— Start of Task input —

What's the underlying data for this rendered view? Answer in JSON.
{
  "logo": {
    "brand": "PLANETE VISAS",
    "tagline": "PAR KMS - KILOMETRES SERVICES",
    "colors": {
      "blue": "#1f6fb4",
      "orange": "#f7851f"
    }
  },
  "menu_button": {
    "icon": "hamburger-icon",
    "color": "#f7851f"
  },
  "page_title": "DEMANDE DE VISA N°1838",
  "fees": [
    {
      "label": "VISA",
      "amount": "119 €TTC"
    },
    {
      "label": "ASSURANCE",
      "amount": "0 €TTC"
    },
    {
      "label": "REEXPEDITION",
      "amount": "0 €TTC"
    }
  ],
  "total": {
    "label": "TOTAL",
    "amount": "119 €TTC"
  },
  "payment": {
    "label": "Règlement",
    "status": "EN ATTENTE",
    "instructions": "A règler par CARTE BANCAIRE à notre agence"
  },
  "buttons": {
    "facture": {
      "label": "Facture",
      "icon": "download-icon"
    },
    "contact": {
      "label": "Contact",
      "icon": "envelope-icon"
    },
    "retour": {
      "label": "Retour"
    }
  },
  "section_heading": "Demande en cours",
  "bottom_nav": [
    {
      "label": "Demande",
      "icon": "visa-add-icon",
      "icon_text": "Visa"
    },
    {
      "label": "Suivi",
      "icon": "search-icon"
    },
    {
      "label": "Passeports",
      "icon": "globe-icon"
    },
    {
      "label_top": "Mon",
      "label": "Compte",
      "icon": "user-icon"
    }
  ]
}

— End of Task input —

## Given request
Across the records above, count the lines holding "amount" and reply with that number alone.

## Full answer
4